### Your instructions
Every record should be written out exactly, with the pictures left out.

### Data lines
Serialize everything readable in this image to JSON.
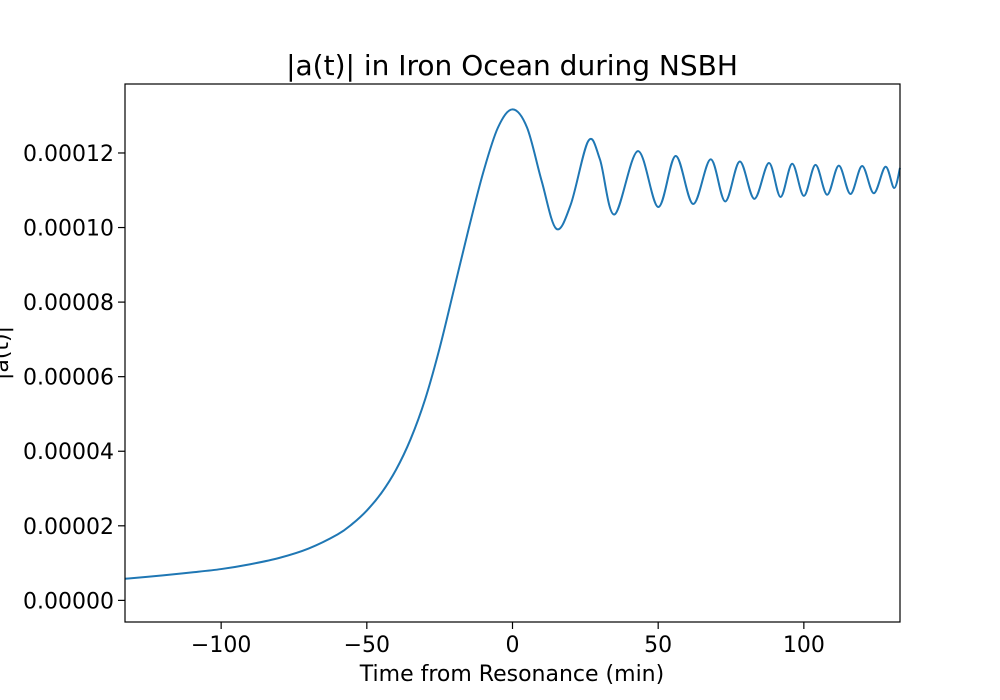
{
  "chart_data": {
    "type": "line",
    "title": "|a(t)| in Iron Ocean during NSBH",
    "xlabel": "Time from Resonance (min)",
    "ylabel": "|a(t)|",
    "xlim": [
      -133,
      133
    ],
    "ylim": [
      -5.8e-06,
      0.0001385
    ],
    "x_ticks": [
      -100,
      -50,
      0,
      50,
      100
    ],
    "x_tick_labels": [
      "−100",
      "−50",
      "0",
      "50",
      "100"
    ],
    "y_ticks": [
      0,
      2e-05,
      4e-05,
      6e-05,
      8e-05,
      0.0001,
      0.00012
    ],
    "y_tick_labels": [
      "0.00000",
      "0.00002",
      "0.00004",
      "0.00006",
      "0.00008",
      "0.00010",
      "0.00012"
    ],
    "grid": false,
    "color": "#1f77b4",
    "series": [
      {
        "name": "",
        "x": [
          -133,
          -120,
          -110,
          -100,
          -90,
          -80,
          -70,
          -60,
          -55,
          -50,
          -45,
          -40,
          -35,
          -30,
          -25,
          -20,
          -15,
          -10,
          -5,
          0,
          5,
          10,
          15,
          20,
          26,
          30,
          35,
          43,
          50,
          56,
          62,
          68,
          73,
          78,
          83,
          88,
          92,
          96,
          100,
          104,
          108,
          112,
          116,
          120,
          124,
          128,
          131,
          133
        ],
        "y": [
          5.8e-06,
          6.7e-06,
          7.5e-06,
          8.4e-06,
          9.7e-06,
          1.14e-05,
          1.39e-05,
          1.77e-05,
          2.05e-05,
          2.41e-05,
          2.88e-05,
          3.5e-05,
          4.32e-05,
          5.39e-05,
          6.77e-05,
          8.37e-05,
          9.98e-05,
          0.0001149,
          0.0001268,
          0.0001317,
          0.0001268,
          0.0001125,
          9.97e-05,
          0.0001062,
          0.0001232,
          0.0001183,
          0.0001035,
          0.0001205,
          0.0001055,
          0.0001192,
          0.0001063,
          0.0001183,
          0.000107,
          0.0001177,
          0.0001077,
          0.0001173,
          0.0001082,
          0.0001171,
          0.0001085,
          0.0001168,
          0.0001088,
          0.0001166,
          0.000109,
          0.0001165,
          0.0001092,
          0.0001163,
          0.0001106,
          0.000116
        ]
      }
    ]
  }
}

### Solution for this task
Serialize everything readable in this image to JSON.
{
  "chart_data": {
    "type": "line",
    "title": "|a(t)| in Iron Ocean during NSBH",
    "xlabel": "Time from Resonance (min)",
    "ylabel": "|a(t)|",
    "xlim": [
      -133,
      133
    ],
    "ylim": [
      -5.8e-06,
      0.0001385
    ],
    "x_ticks": [
      -100,
      -50,
      0,
      50,
      100
    ],
    "x_tick_labels": [
      "−100",
      "−50",
      "0",
      "50",
      "100"
    ],
    "y_ticks": [
      0,
      2e-05,
      4e-05,
      6e-05,
      8e-05,
      0.0001,
      0.00012
    ],
    "y_tick_labels": [
      "0.00000",
      "0.00002",
      "0.00004",
      "0.00006",
      "0.00008",
      "0.00010",
      "0.00012"
    ],
    "grid": false,
    "color": "#1f77b4",
    "series": [
      {
        "name": "",
        "x": [
          -133,
          -120,
          -110,
          -100,
          -90,
          -80,
          -70,
          -60,
          -55,
          -50,
          -45,
          -40,
          -35,
          -30,
          -25,
          -20,
          -15,
          -10,
          -5,
          0,
          5,
          10,
          15,
          20,
          26,
          30,
          35,
          43,
          50,
          56,
          62,
          68,
          73,
          78,
          83,
          88,
          92,
          96,
          100,
          104,
          108,
          112,
          116,
          120,
          124,
          128,
          131,
          133
        ],
        "y": [
          5.8e-06,
          6.7e-06,
          7.5e-06,
          8.4e-06,
          9.7e-06,
          1.14e-05,
          1.39e-05,
          1.77e-05,
          2.05e-05,
          2.41e-05,
          2.88e-05,
          3.5e-05,
          4.32e-05,
          5.39e-05,
          6.77e-05,
          8.37e-05,
          9.98e-05,
          0.0001149,
          0.0001268,
          0.0001317,
          0.0001268,
          0.0001125,
          9.97e-05,
          0.0001062,
          0.0001232,
          0.0001183,
          0.0001035,
          0.0001205,
          0.0001055,
          0.0001192,
          0.0001063,
          0.0001183,
          0.000107,
          0.0001177,
          0.0001077,
          0.0001173,
          0.0001082,
          0.0001171,
          0.0001085,
          0.0001168,
          0.0001088,
          0.0001166,
          0.000109,
          0.0001165,
          0.0001092,
          0.0001163,
          0.0001106,
          0.000116
        ]
      }
    ]
  }
}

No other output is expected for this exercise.